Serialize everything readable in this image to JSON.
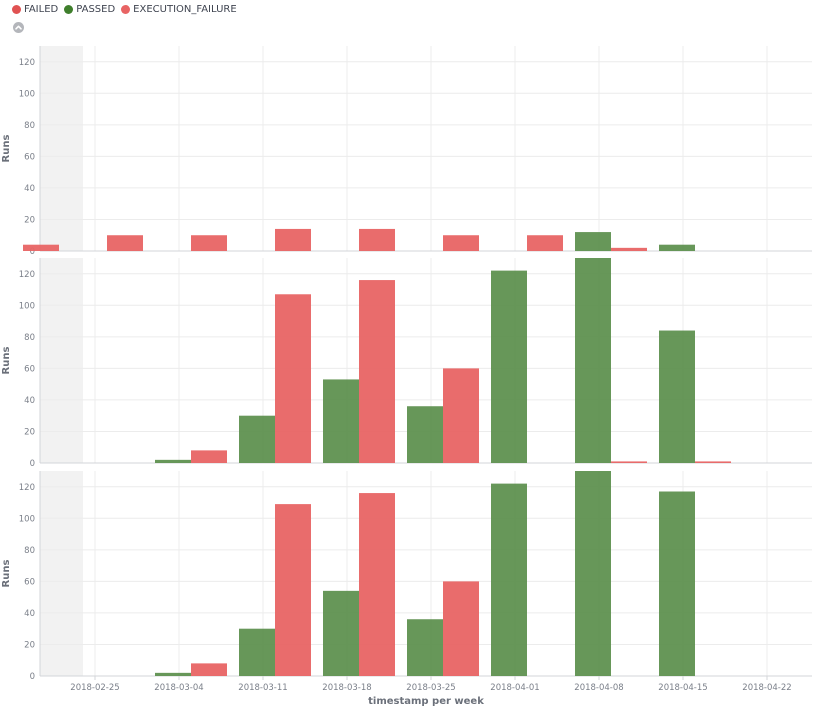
{
  "legend": [
    {
      "name": "FAILED",
      "color": "#e05252"
    },
    {
      "name": "PASSED",
      "color": "#3f7f2c"
    },
    {
      "name": "EXECUTION_FAILURE",
      "color": "#e86464"
    }
  ],
  "collapse_icon": "chevron-up-icon",
  "chart_data": {
    "type": "bar",
    "xlabel": "timestamp per week",
    "ylabel": "Runs",
    "ylim": [
      0,
      130
    ],
    "yticks": [
      0,
      20,
      40,
      60,
      80,
      100,
      120
    ],
    "x_ticks": [
      "2018-02-25",
      "2018-03-04",
      "2018-03-11",
      "2018-03-18",
      "2018-03-25",
      "2018-04-01",
      "2018-04-08",
      "2018-04-15",
      "2018-04-22"
    ],
    "categories": [
      "2018-02-19",
      "2018-02-26",
      "2018-03-05",
      "2018-03-12",
      "2018-03-19",
      "2018-03-26",
      "2018-04-02",
      "2018-04-09",
      "2018-04-16"
    ],
    "shaded_until": "2018-02-24",
    "grid": true,
    "colors": {
      "PASSED": "#5f9150",
      "FAILED": "#e86464"
    },
    "panels": [
      {
        "series": [
          {
            "name": "PASSED",
            "values": [
              0,
              0,
              0,
              0,
              0,
              0,
              0,
              12,
              4
            ]
          },
          {
            "name": "FAILED",
            "values": [
              4,
              10,
              10,
              14,
              14,
              10,
              10,
              2,
              0
            ]
          }
        ]
      },
      {
        "series": [
          {
            "name": "PASSED",
            "values": [
              0,
              0,
              2,
              30,
              53,
              36,
              122,
              130,
              84
            ]
          },
          {
            "name": "FAILED",
            "values": [
              0,
              0,
              8,
              107,
              116,
              60,
              0,
              1,
              1
            ]
          }
        ]
      },
      {
        "series": [
          {
            "name": "PASSED",
            "values": [
              0,
              0,
              2,
              30,
              54,
              36,
              122,
              130,
              117
            ]
          },
          {
            "name": "FAILED",
            "values": [
              0,
              0,
              8,
              109,
              116,
              60,
              0,
              0,
              0
            ]
          }
        ]
      }
    ]
  }
}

**Description of the task:** Copy the material above in full and exactly, skipping pictures.

**Result for this exercise:**
Serialize everything readable in this image to JSON.
{
  "legend": [
    {
      "name": "FAILED",
      "color": "#e05252"
    },
    {
      "name": "PASSED",
      "color": "#3f7f2c"
    },
    {
      "name": "EXECUTION_FAILURE",
      "color": "#e86464"
    }
  ],
  "collapse_icon": "chevron-up-icon",
  "chart_data": {
    "type": "bar",
    "xlabel": "timestamp per week",
    "ylabel": "Runs",
    "ylim": [
      0,
      130
    ],
    "yticks": [
      0,
      20,
      40,
      60,
      80,
      100,
      120
    ],
    "x_ticks": [
      "2018-02-25",
      "2018-03-04",
      "2018-03-11",
      "2018-03-18",
      "2018-03-25",
      "2018-04-01",
      "2018-04-08",
      "2018-04-15",
      "2018-04-22"
    ],
    "categories": [
      "2018-02-19",
      "2018-02-26",
      "2018-03-05",
      "2018-03-12",
      "2018-03-19",
      "2018-03-26",
      "2018-04-02",
      "2018-04-09",
      "2018-04-16"
    ],
    "shaded_until": "2018-02-24",
    "grid": true,
    "colors": {
      "PASSED": "#5f9150",
      "FAILED": "#e86464"
    },
    "panels": [
      {
        "series": [
          {
            "name": "PASSED",
            "values": [
              0,
              0,
              0,
              0,
              0,
              0,
              0,
              12,
              4
            ]
          },
          {
            "name": "FAILED",
            "values": [
              4,
              10,
              10,
              14,
              14,
              10,
              10,
              2,
              0
            ]
          }
        ]
      },
      {
        "series": [
          {
            "name": "PASSED",
            "values": [
              0,
              0,
              2,
              30,
              53,
              36,
              122,
              130,
              84
            ]
          },
          {
            "name": "FAILED",
            "values": [
              0,
              0,
              8,
              107,
              116,
              60,
              0,
              1,
              1
            ]
          }
        ]
      },
      {
        "series": [
          {
            "name": "PASSED",
            "values": [
              0,
              0,
              2,
              30,
              54,
              36,
              122,
              130,
              117
            ]
          },
          {
            "name": "FAILED",
            "values": [
              0,
              0,
              8,
              109,
              116,
              60,
              0,
              0,
              0
            ]
          }
        ]
      }
    ]
  }
}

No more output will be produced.